Aim of the exercise:
Copy out all lines of the records in which the word "axis" appears.

*****

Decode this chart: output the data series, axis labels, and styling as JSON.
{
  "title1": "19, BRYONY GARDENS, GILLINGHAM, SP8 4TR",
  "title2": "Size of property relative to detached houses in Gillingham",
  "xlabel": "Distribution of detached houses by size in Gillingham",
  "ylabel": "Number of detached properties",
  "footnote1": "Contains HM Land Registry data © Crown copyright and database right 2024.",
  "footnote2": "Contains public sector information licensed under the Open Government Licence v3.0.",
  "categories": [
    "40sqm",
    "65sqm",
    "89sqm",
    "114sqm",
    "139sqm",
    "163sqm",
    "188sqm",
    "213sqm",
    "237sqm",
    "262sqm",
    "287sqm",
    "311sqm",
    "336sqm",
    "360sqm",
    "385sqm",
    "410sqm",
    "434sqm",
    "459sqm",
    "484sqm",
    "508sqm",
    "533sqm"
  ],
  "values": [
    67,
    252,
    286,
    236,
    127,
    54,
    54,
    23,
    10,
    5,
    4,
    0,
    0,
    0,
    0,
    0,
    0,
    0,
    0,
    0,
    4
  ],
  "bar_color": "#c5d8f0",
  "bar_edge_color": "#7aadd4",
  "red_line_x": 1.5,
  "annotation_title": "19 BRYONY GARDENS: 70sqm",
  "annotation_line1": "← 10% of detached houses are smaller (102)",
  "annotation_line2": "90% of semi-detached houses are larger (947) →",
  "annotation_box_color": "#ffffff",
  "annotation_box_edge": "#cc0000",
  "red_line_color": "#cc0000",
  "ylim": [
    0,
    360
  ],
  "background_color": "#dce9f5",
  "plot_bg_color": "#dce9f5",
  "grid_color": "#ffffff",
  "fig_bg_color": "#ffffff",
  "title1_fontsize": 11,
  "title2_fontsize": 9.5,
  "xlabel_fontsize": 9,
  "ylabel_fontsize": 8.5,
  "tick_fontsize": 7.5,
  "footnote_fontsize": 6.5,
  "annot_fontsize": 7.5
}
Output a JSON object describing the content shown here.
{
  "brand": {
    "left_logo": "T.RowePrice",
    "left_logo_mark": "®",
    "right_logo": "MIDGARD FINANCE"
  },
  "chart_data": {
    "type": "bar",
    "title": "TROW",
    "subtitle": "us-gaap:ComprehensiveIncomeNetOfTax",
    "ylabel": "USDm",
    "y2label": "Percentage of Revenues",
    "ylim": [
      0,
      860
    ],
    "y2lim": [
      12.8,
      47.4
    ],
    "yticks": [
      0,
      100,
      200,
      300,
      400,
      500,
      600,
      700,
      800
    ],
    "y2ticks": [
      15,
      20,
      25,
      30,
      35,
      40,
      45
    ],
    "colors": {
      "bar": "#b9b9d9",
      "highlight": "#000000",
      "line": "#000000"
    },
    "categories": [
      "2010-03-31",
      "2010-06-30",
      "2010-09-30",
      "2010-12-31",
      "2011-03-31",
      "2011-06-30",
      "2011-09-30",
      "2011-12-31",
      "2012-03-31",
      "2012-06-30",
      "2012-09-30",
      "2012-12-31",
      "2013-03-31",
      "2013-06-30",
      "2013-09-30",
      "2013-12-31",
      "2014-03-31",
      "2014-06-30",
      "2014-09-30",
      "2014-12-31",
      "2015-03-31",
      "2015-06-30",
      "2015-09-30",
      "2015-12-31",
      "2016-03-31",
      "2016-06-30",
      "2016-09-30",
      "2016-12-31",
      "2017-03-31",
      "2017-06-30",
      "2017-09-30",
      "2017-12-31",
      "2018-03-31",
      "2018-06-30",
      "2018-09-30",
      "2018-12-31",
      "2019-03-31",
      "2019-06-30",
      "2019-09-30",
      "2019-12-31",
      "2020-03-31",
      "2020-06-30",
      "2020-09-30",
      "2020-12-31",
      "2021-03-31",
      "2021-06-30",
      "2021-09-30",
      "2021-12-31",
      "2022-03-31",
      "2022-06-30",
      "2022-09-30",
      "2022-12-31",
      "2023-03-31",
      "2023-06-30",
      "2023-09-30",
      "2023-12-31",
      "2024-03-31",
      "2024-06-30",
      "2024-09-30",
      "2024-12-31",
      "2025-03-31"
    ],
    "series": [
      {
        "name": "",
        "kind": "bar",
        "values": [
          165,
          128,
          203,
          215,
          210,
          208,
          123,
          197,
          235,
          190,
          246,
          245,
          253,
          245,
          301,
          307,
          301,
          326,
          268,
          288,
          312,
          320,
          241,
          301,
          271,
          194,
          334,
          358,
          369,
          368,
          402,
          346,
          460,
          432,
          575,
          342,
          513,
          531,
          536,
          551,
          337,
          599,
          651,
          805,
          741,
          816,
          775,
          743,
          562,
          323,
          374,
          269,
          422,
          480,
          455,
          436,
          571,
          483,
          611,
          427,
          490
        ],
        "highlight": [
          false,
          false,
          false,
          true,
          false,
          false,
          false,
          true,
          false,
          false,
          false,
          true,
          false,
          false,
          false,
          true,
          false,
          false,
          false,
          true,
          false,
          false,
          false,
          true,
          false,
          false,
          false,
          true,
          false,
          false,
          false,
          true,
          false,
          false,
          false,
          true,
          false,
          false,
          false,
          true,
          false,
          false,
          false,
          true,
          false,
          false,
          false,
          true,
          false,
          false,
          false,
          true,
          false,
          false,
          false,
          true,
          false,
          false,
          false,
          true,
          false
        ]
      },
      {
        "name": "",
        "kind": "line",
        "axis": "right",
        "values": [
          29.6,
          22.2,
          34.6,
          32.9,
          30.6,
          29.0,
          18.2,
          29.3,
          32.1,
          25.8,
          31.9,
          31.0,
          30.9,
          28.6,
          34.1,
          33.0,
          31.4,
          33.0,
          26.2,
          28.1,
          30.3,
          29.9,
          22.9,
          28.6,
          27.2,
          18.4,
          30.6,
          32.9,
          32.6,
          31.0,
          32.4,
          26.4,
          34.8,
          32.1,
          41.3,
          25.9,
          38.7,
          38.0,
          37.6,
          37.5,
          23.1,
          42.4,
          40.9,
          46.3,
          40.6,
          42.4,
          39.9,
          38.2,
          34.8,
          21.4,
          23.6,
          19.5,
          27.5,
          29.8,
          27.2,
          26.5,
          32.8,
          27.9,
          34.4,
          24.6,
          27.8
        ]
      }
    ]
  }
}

*****

Solution to this problem:
Decode this chart: output the data series, axis labels, and styling as JSON.
        "axis": "right",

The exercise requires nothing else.